> **TASK PROMPT**
Sift the listing for lines that hold the string "start" and pull them out.

> **STORED ROWS**
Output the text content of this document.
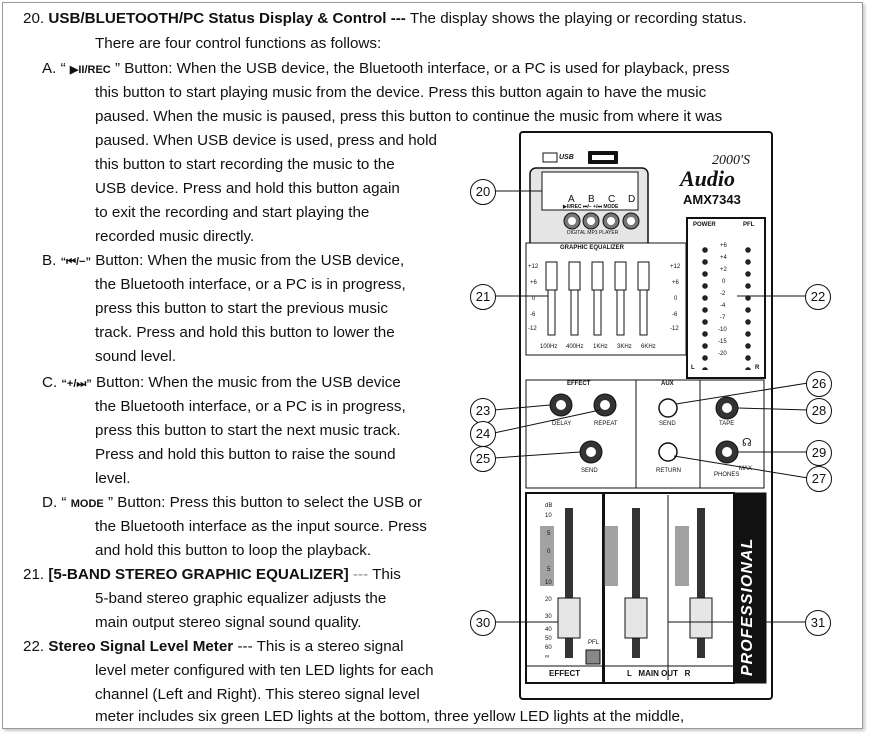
20. USB/BLUETOOTH/PC Status Display & Control --- The display shows the playing or recording status.
There are four control functions as follows:
A. “ ▶II/REC ” Button: When the USB device, the Bluetooth interface, or a PC is used for playback, press
this button to start playing music from the device. Press this button again to have the music
paused. When the music is paused, press this button to continue the music from where it was
paused. When USB device is used, press and hold
this button to start recording the music to the
USB device. Press and hold this button again
to exit the recording and start playing the
recorded music directly.
B. “⏮/−” Button: When the music from the USB device,
the Bluetooth interface, or a PC is in progress,
press this button to start the previous music
track. Press and hold this button to lower the
sound level.
C. “+/⏭” Button: When the music from the USB device
the Bluetooth interface, or a PC is in progress,
press this button to start the next music track.
Press and hold this button to raise the sound
level.
D. “ MODE ” Button: Press this button to select the USB or
the Bluetooth interface as the input source. Press
and hold this button to loop the playback.
21. [5-BAND STEREO GRAPHIC EQUALIZER] --- This
5-band stereo graphic equalizer adjusts the
main output stereo signal sound quality.
22. Stereo Signal Level Meter --- This is a stereo signal
level meter configured with ten LED lights for each
channel (Left and Right). This stereo signal level
meter includes six green LED lights at the bottom, three yellow LED lights at the middle,
2000'S
Audio
AMX7343
USB
A B C D
▶II/REC ⏮/− +/⏭ MODE
DIGITAL MP3 PLAYER
GRAPHIC EQUALIZER
+12
+6
0
-6
-12
+12
+6
0
-6
-12
100Hz 400Hz 1KHz 3KHz 6KHz
POWER	PFL
+6
+4
+2
0
-2
-4
-7
-10
-15
-20
L	R
EFFECT	AUX
DELAY	REPEAT
SEND
SEND	TAPE
RETURN
PHONES
MAX
☊
dB
10
5
0
5
10
20
30
40
50
60
∞
PFL
EFFECT	L   MAIN OUT   R	PROFESSIONAL
20
21	22
23
24
25
26
27
28
29
30	31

> **ANSWER FOR THIS EXERCISE**
this button to start playing music from the device. Press this button again to have the music
this button to start recording the music to the
to exit the recording and start playing the
press this button to start the previous music
press this button to start the next music track.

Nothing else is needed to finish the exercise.